The request |
Repeat all of the material below exactly as written, images excluded.

Records for the exercise |
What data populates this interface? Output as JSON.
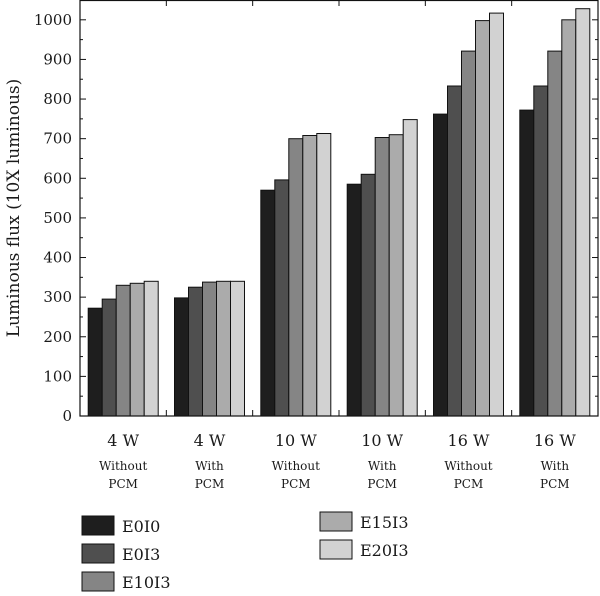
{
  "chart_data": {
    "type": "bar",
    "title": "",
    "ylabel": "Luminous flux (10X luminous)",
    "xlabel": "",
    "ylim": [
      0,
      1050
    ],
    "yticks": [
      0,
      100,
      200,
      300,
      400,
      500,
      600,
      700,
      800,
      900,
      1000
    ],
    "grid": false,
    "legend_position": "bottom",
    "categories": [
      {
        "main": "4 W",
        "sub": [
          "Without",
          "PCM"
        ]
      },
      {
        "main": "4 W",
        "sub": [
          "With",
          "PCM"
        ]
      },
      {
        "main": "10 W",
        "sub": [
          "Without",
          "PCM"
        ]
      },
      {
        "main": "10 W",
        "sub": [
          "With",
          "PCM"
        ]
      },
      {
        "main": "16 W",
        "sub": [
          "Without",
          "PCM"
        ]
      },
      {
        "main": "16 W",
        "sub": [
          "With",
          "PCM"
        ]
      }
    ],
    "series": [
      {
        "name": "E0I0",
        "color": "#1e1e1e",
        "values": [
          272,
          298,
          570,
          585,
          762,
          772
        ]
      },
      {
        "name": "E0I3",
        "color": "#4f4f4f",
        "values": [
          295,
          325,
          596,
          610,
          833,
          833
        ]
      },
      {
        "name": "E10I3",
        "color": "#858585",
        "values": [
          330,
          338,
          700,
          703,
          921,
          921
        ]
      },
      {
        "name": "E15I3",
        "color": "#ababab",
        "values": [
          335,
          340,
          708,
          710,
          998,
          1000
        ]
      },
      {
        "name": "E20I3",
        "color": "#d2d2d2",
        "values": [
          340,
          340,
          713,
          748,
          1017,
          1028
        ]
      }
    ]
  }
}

Written reply |
What data populates this interface? Output as JSON.
{
  "chart_data": {
    "type": "bar",
    "title": "",
    "ylabel": "Luminous flux (10X luminous)",
    "xlabel": "",
    "ylim": [
      0,
      1050
    ],
    "yticks": [
      0,
      100,
      200,
      300,
      400,
      500,
      600,
      700,
      800,
      900,
      1000
    ],
    "grid": false,
    "legend_position": "bottom",
    "categories": [
      {
        "main": "4 W",
        "sub": [
          "Without",
          "PCM"
        ]
      },
      {
        "main": "4 W",
        "sub": [
          "With",
          "PCM"
        ]
      },
      {
        "main": "10 W",
        "sub": [
          "Without",
          "PCM"
        ]
      },
      {
        "main": "10 W",
        "sub": [
          "With",
          "PCM"
        ]
      },
      {
        "main": "16 W",
        "sub": [
          "Without",
          "PCM"
        ]
      },
      {
        "main": "16 W",
        "sub": [
          "With",
          "PCM"
        ]
      }
    ],
    "series": [
      {
        "name": "E0I0",
        "color": "#1e1e1e",
        "values": [
          272,
          298,
          570,
          585,
          762,
          772
        ]
      },
      {
        "name": "E0I3",
        "color": "#4f4f4f",
        "values": [
          295,
          325,
          596,
          610,
          833,
          833
        ]
      },
      {
        "name": "E10I3",
        "color": "#858585",
        "values": [
          330,
          338,
          700,
          703,
          921,
          921
        ]
      },
      {
        "name": "E15I3",
        "color": "#ababab",
        "values": [
          335,
          340,
          708,
          710,
          998,
          1000
        ]
      },
      {
        "name": "E20I3",
        "color": "#d2d2d2",
        "values": [
          340,
          340,
          713,
          748,
          1017,
          1028
        ]
      }
    ]
  }
}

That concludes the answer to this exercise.